[START OF Input material]

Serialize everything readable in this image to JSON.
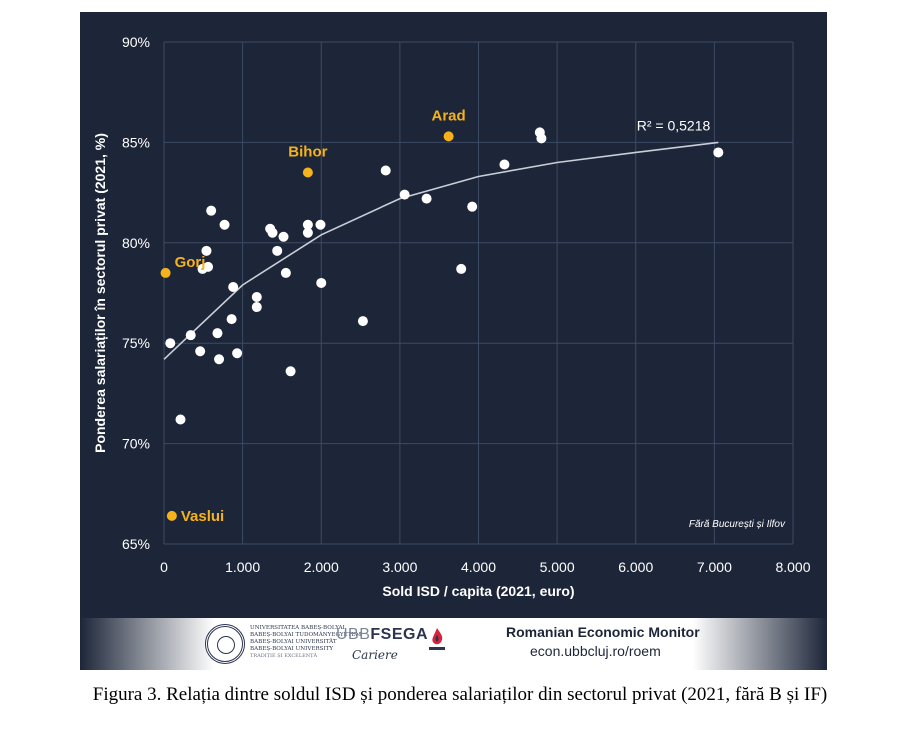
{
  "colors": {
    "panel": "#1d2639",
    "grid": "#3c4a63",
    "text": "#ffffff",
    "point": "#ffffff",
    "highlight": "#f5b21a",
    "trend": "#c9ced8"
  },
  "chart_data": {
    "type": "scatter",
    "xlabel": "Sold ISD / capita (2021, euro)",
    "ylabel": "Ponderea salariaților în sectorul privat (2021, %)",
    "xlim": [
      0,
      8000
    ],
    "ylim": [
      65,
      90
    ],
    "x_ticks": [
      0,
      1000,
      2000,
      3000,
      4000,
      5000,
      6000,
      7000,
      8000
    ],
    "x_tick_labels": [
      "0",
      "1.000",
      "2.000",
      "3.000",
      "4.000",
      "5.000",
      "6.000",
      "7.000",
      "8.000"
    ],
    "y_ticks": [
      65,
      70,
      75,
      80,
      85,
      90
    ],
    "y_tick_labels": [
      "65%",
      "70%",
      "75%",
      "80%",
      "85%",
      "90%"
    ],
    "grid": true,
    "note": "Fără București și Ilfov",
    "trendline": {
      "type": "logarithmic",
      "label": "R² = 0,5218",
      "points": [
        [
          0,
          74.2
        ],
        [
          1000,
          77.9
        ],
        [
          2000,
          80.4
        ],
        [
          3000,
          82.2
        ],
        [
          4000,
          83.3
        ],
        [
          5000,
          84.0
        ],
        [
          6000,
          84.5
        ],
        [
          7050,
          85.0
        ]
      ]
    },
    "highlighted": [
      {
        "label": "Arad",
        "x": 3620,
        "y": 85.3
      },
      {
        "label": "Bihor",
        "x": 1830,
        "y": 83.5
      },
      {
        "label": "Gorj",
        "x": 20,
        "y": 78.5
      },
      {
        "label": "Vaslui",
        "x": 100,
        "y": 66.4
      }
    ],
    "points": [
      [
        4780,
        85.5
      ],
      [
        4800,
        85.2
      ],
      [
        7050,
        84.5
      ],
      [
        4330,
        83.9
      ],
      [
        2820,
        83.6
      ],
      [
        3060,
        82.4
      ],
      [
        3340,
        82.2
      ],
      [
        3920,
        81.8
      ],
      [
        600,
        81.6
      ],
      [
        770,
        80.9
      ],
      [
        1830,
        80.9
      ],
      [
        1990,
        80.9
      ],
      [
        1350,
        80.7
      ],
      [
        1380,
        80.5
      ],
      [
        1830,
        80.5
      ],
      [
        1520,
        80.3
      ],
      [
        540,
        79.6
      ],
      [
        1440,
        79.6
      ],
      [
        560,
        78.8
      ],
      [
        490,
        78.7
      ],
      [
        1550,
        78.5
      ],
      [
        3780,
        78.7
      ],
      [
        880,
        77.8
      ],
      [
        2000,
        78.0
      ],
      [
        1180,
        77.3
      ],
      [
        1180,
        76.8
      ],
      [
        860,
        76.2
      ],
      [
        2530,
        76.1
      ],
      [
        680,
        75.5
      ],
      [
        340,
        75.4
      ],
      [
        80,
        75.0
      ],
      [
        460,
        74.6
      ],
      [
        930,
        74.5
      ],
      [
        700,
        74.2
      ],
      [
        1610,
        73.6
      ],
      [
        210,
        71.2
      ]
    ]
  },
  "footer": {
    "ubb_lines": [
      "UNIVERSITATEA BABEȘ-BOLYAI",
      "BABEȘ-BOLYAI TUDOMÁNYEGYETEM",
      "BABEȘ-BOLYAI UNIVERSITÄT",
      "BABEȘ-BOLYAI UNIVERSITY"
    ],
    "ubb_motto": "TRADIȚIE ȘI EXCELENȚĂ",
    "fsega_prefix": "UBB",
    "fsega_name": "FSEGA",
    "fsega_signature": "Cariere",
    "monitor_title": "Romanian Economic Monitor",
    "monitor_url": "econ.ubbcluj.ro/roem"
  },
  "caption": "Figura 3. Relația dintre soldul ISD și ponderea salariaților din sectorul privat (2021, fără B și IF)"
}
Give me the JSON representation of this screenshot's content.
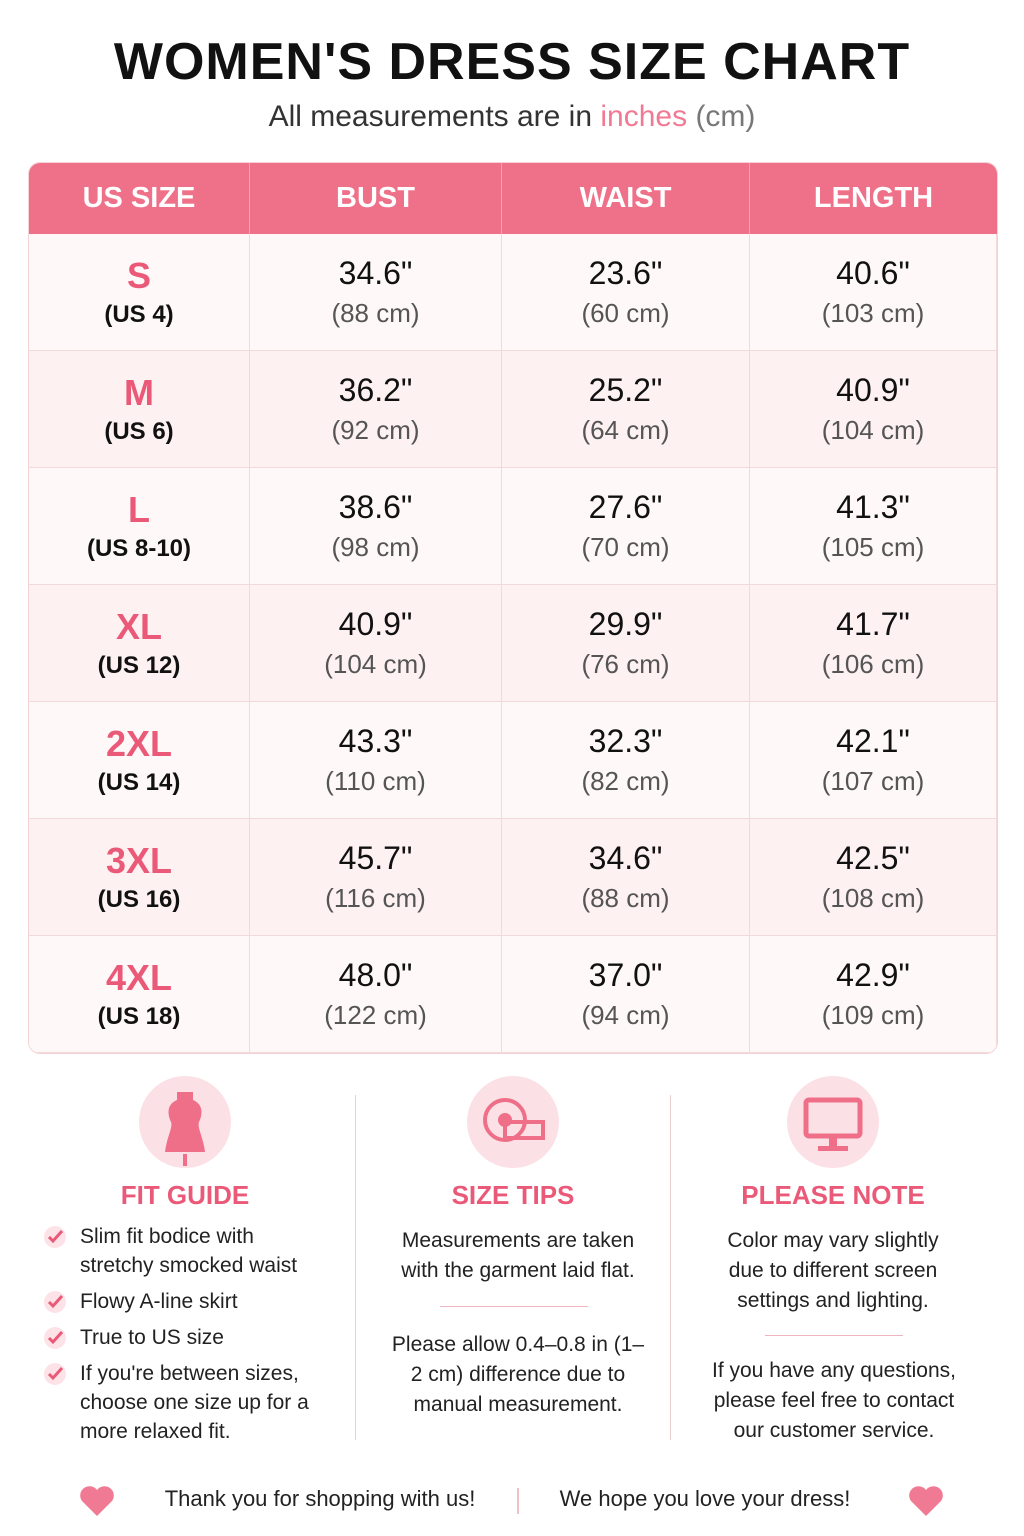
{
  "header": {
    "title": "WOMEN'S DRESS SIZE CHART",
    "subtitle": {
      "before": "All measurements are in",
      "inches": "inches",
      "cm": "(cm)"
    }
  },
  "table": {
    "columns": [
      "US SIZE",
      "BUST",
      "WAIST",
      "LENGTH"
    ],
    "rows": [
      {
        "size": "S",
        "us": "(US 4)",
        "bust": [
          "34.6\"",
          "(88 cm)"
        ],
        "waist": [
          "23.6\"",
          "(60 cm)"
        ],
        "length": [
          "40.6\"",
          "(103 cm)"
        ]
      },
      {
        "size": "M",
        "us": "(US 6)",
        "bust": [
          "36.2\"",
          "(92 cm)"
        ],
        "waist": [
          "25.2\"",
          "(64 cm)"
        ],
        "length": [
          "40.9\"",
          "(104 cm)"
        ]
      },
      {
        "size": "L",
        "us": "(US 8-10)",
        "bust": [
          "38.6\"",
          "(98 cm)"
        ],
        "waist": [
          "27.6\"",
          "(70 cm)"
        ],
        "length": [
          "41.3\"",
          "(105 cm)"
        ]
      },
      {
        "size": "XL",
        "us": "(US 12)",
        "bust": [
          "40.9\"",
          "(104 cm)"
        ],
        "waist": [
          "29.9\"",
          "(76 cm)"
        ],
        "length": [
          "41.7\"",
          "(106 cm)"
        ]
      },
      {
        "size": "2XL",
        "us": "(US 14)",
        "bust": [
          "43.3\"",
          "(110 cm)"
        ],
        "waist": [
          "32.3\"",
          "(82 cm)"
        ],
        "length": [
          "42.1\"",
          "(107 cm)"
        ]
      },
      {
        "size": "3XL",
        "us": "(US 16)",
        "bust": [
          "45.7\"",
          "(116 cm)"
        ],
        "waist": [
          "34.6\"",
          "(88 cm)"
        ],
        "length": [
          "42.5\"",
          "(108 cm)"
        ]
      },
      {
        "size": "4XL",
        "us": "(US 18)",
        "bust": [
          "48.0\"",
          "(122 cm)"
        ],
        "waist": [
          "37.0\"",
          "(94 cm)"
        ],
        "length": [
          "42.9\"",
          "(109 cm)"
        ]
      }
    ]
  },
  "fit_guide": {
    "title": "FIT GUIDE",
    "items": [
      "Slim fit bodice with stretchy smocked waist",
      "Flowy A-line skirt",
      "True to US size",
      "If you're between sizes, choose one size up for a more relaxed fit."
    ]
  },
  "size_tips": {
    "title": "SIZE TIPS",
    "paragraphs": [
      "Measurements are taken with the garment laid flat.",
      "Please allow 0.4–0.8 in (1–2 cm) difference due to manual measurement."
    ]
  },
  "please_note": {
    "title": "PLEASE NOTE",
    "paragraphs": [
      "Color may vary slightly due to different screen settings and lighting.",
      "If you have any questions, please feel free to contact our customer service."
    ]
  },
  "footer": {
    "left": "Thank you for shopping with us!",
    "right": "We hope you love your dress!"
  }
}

[END OF Input material]

Set task: Count the lines in the entries above that include the string "this", then give only that figure.

Answer below: 2